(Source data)
━━━━━━━━━━━━━━━━━━━━━━━━━━━━━━

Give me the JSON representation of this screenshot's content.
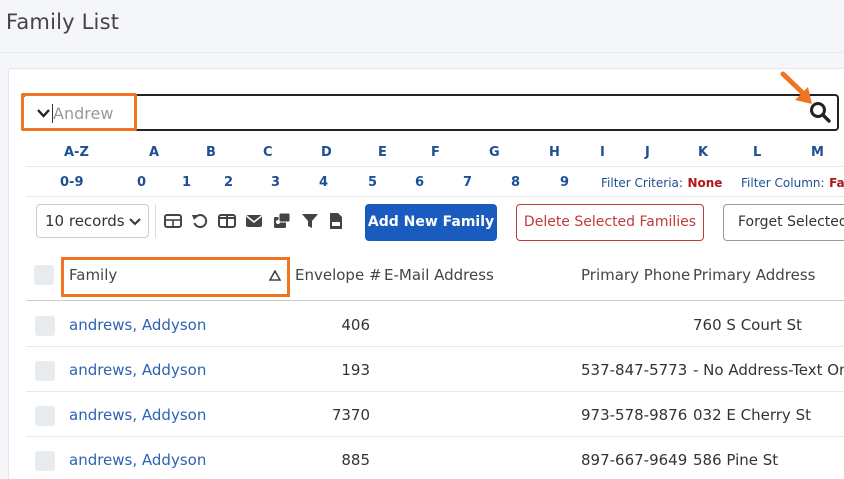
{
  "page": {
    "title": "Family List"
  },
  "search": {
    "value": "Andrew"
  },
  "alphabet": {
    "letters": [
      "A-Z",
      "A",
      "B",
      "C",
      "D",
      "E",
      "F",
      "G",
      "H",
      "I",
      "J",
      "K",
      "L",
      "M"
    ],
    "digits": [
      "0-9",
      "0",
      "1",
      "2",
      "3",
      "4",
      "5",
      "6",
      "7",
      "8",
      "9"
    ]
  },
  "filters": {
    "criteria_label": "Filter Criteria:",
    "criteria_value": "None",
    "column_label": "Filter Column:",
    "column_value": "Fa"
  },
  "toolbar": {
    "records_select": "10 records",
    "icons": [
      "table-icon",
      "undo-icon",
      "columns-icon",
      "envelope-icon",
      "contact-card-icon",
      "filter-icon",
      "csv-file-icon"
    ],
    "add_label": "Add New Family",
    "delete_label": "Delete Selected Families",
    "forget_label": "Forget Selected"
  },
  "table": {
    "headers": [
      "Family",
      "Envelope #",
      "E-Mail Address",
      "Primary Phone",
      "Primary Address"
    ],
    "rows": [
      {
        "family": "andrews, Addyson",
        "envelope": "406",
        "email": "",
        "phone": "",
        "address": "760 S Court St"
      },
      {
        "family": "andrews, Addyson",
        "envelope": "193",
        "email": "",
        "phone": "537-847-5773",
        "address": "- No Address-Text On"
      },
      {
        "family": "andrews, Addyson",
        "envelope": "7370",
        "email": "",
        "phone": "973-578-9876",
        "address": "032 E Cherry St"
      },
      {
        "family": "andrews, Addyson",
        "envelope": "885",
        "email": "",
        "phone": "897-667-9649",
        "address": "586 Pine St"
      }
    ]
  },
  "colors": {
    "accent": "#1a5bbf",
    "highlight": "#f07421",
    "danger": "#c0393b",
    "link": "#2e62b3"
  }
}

━━━━━━━━━━━━━━━━━━━━━━━━━━━━━━

(Written problem):
Nothing but the pictures may be dropped; output the records above exactly.

(Output of the task):
Give me the JSON representation of this screenshot's content.
{
  "page": {
    "title": "Family List"
  },
  "search": {
    "value": "Andrew"
  },
  "alphabet": {
    "letters": [
      "A-Z",
      "A",
      "B",
      "C",
      "D",
      "E",
      "F",
      "G",
      "H",
      "I",
      "J",
      "K",
      "L",
      "M"
    ],
    "digits": [
      "0-9",
      "0",
      "1",
      "2",
      "3",
      "4",
      "5",
      "6",
      "7",
      "8",
      "9"
    ]
  },
  "filters": {
    "criteria_label": "Filter Criteria:",
    "criteria_value": "None",
    "column_label": "Filter Column:",
    "column_value": "Fa"
  },
  "toolbar": {
    "records_select": "10 records",
    "icons": [
      "table-icon",
      "undo-icon",
      "columns-icon",
      "envelope-icon",
      "contact-card-icon",
      "filter-icon",
      "csv-file-icon"
    ],
    "add_label": "Add New Family",
    "delete_label": "Delete Selected Families",
    "forget_label": "Forget Selected"
  },
  "table": {
    "headers": [
      "Family",
      "Envelope #",
      "E-Mail Address",
      "Primary Phone",
      "Primary Address"
    ],
    "rows": [
      {
        "family": "andrews, Addyson",
        "envelope": "406",
        "email": "",
        "phone": "",
        "address": "760 S Court St"
      },
      {
        "family": "andrews, Addyson",
        "envelope": "193",
        "email": "",
        "phone": "537-847-5773",
        "address": "- No Address-Text On"
      },
      {
        "family": "andrews, Addyson",
        "envelope": "7370",
        "email": "",
        "phone": "973-578-9876",
        "address": "032 E Cherry St"
      },
      {
        "family": "andrews, Addyson",
        "envelope": "885",
        "email": "",
        "phone": "897-667-9649",
        "address": "586 Pine St"
      }
    ]
  },
  "colors": {
    "accent": "#1a5bbf",
    "highlight": "#f07421",
    "danger": "#c0393b",
    "link": "#2e62b3"
  }
}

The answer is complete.